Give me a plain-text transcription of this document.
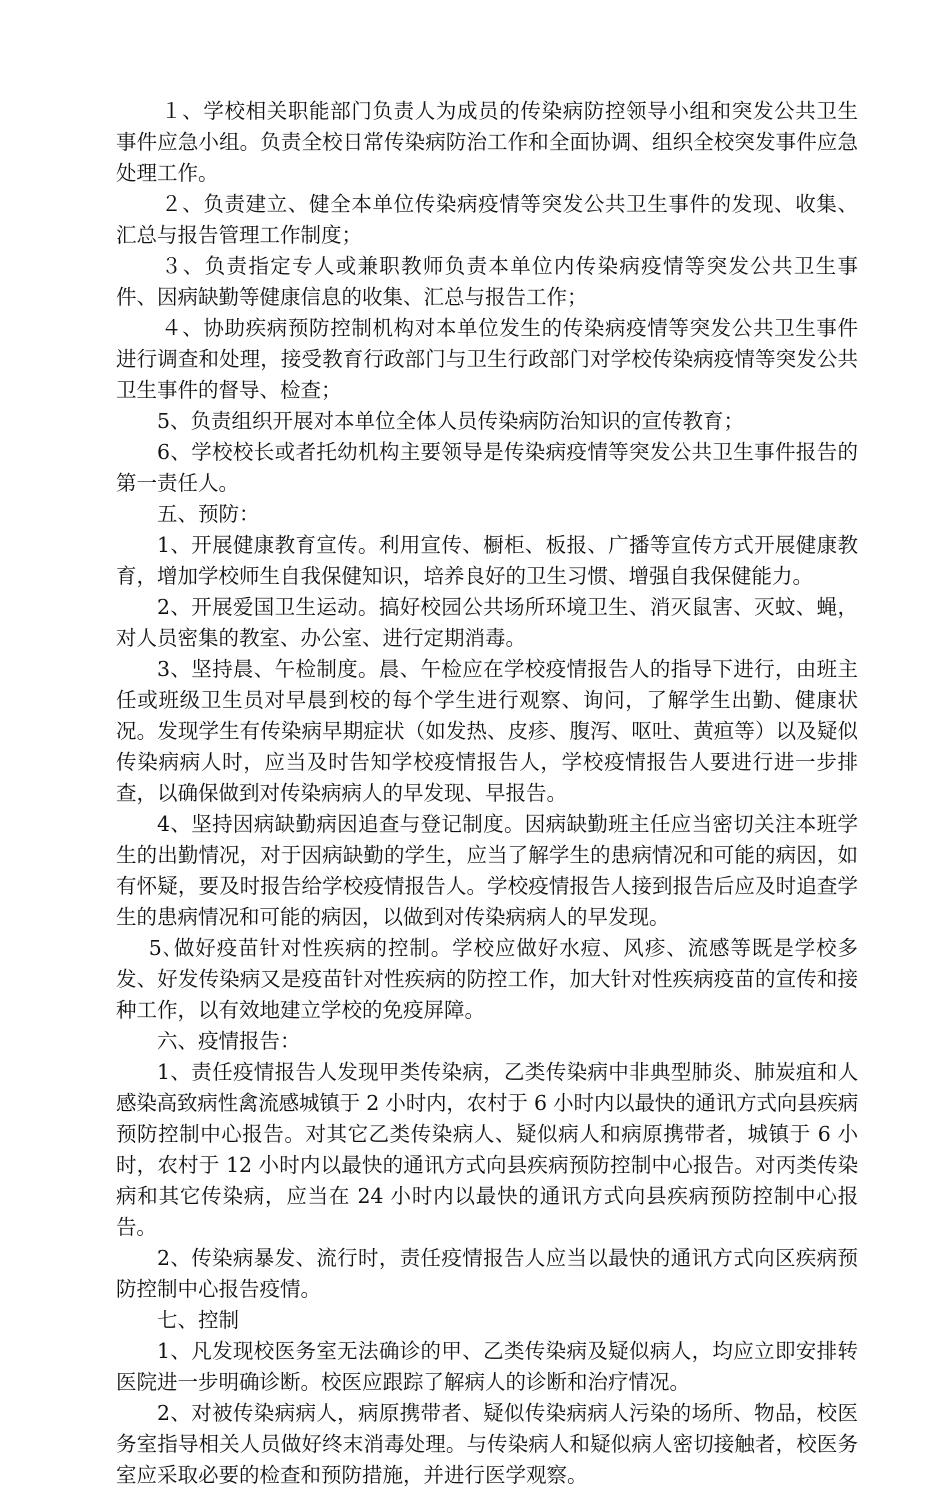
１、学校相关职能部门负责人为成员的传染病防控领导小组和突发公共卫生事件应急小组。负责全校日常传染病防治工作和全面协调、组织全校突发事件应急处理工作。

２、负责建立、健全本单位传染病疫情等突发公共卫生事件的发现、收集、汇总与报告管理工作制度；

３、负责指定专人或兼职教师负责本单位内传染病疫情等突发公共卫生事件、因病缺勤等健康信息的收集、汇总与报告工作；

４、协助疾病预防控制机构对本单位发生的传染病疫情等突发公共卫生事件进行调查和处理，接受教育行政部门与卫生行政部门对学校传染病疫情等突发公共卫生事件的督导、检查；

5、负责组织开展对本单位全体人员传染病防治知识的宣传教育；

6、学校校长或者托幼机构主要领导是传染病疫情等突发公共卫生事件报告的第一责任人。

五、预防：

1、开展健康教育宣传。利用宣传、橱柜、板报、广播等宣传方式开展健康教育，增加学校师生自我保健知识，培养良好的卫生习惯、增强自我保健能力。

2、开展爱国卫生运动。搞好校园公共场所环境卫生、消灭鼠害、灭蚊、蝇，对人员密集的教室、办公室、进行定期消毒。

3、坚持晨、午检制度。晨、午检应在学校疫情报告人的指导下进行，由班主任或班级卫生员对早晨到校的每个学生进行观察、询问，了解学生出勤、健康状况。发现学生有传染病早期症状（如发热、皮疹、腹泻、呕吐、黄疸等）以及疑似传染病病人时，应当及时告知学校疫情报告人，学校疫情报告人要进行进一步排查，以确保做到对传染病病人的早发现、早报告。

4、坚持因病缺勤病因追查与登记制度。因病缺勤班主任应当密切关注本班学生的出勤情况，对于因病缺勤的学生，应当了解学生的患病情况和可能的病因，如有怀疑，要及时报告给学校疫情报告人。学校疫情报告人接到报告后应及时追查学生的患病情况和可能的病因，以做到对传染病病人的早发现。

5､做好疫苗针对性疾病的控制。学校应做好水痘、风疹、流感等既是学校多发、好发传染病又是疫苗针对性疾病的防控工作，加大针对性疾病疫苗的宣传和接种工作，以有效地建立学校的免疫屏障。

六、疫情报告：

1、责任疫情报告人发现甲类传染病，乙类传染病中非典型肺炎、肺炭疽和人感染高致病性禽流感城镇于 2 小时内，农村于 6 小时内以最快的通讯方式向县疾病预防控制中心报告。对其它乙类传染病人、疑似病人和病原携带者，城镇于 6 小时，农村于 12 小时内以最快的通讯方式向县疾病预防控制中心报告。对丙类传染病和其它传染病，应当在 24 小时内以最快的通讯方式向县疾病预防控制中心报告。

2、传染病暴发、流行时，责任疫情报告人应当以最快的通讯方式向区疾病预防控制中心报告疫情。

七、控制

1、凡发现校医务室无法确诊的甲、乙类传染病及疑似病人，均应立即安排转医院进一步明确诊断。校医应跟踪了解病人的诊断和治疗情况。

2、对被传染病病人，病原携带者、疑似传染病病人污染的场所、物品，校医务室指导相关人员做好终末消毒处理。与传染病人和疑似病人密切接触者，校医务室应采取必要的检查和预防措施，并进行医学观察。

▶ **Goal**
Reproduce the whole listing word for word, setting aside any pictures.

▶ **Answer for the task**
Give me a plain-text transcription of this document.
１、学校相关职能部门负责人为成员的传染病防控领导小组和突发公共卫生事件应急小组。负责全校日常传染病防治工作和全面协调、组织全校突发事件应急处理工作。

２、负责建立、健全本单位传染病疫情等突发公共卫生事件的发现、收集、汇总与报告管理工作制度；

３、负责指定专人或兼职教师负责本单位内传染病疫情等突发公共卫生事件、因病缺勤等健康信息的收集、汇总与报告工作；

４、协助疾病预防控制机构对本单位发生的传染病疫情等突发公共卫生事件进行调查和处理，接受教育行政部门与卫生行政部门对学校传染病疫情等突发公共卫生事件的督导、检查；

5、负责组织开展对本单位全体人员传染病防治知识的宣传教育；

6、学校校长或者托幼机构主要领导是传染病疫情等突发公共卫生事件报告的第一责任人。

五、预防：

1、开展健康教育宣传。利用宣传、橱柜、板报、广播等宣传方式开展健康教育，增加学校师生自我保健知识，培养良好的卫生习惯、增强自我保健能力。

2、开展爱国卫生运动。搞好校园公共场所环境卫生、消灭鼠害、灭蚊、蝇，对人员密集的教室、办公室、进行定期消毒。

3、坚持晨、午检制度。晨、午检应在学校疫情报告人的指导下进行，由班主任或班级卫生员对早晨到校的每个学生进行观察、询问，了解学生出勤、健康状况。发现学生有传染病早期症状（如发热、皮疹、腹泻、呕吐、黄疸等）以及疑似传染病病人时，应当及时告知学校疫情报告人，学校疫情报告人要进行进一步排查，以确保做到对传染病病人的早发现、早报告。

4、坚持因病缺勤病因追查与登记制度。因病缺勤班主任应当密切关注本班学生的出勤情况，对于因病缺勤的学生，应当了解学生的患病情况和可能的病因，如有怀疑，要及时报告给学校疫情报告人。学校疫情报告人接到报告后应及时追查学生的患病情况和可能的病因，以做到对传染病病人的早发现。

5､做好疫苗针对性疾病的控制。学校应做好水痘、风疹、流感等既是学校多发、好发传染病又是疫苗针对性疾病的防控工作，加大针对性疾病疫苗的宣传和接种工作，以有效地建立学校的免疫屏障。

六、疫情报告：

1、责任疫情报告人发现甲类传染病，乙类传染病中非典型肺炎、肺炭疽和人感染高致病性禽流感城镇于 2 小时内，农村于 6 小时内以最快的通讯方式向县疾病预防控制中心报告。对其它乙类传染病人、疑似病人和病原携带者，城镇于 6 小时，农村于 12 小时内以最快的通讯方式向县疾病预防控制中心报告。对丙类传染病和其它传染病，应当在 24 小时内以最快的通讯方式向县疾病预防控制中心报告。

2、传染病暴发、流行时，责任疫情报告人应当以最快的通讯方式向区疾病预防控制中心报告疫情。

七、控制

1、凡发现校医务室无法确诊的甲、乙类传染病及疑似病人，均应立即安排转医院进一步明确诊断。校医应跟踪了解病人的诊断和治疗情况。

2、对被传染病病人，病原携带者、疑似传染病病人污染的场所、物品，校医务室指导相关人员做好终末消毒处理。与传染病人和疑似病人密切接触者，校医务室应采取必要的检查和预防措施，并进行医学观察。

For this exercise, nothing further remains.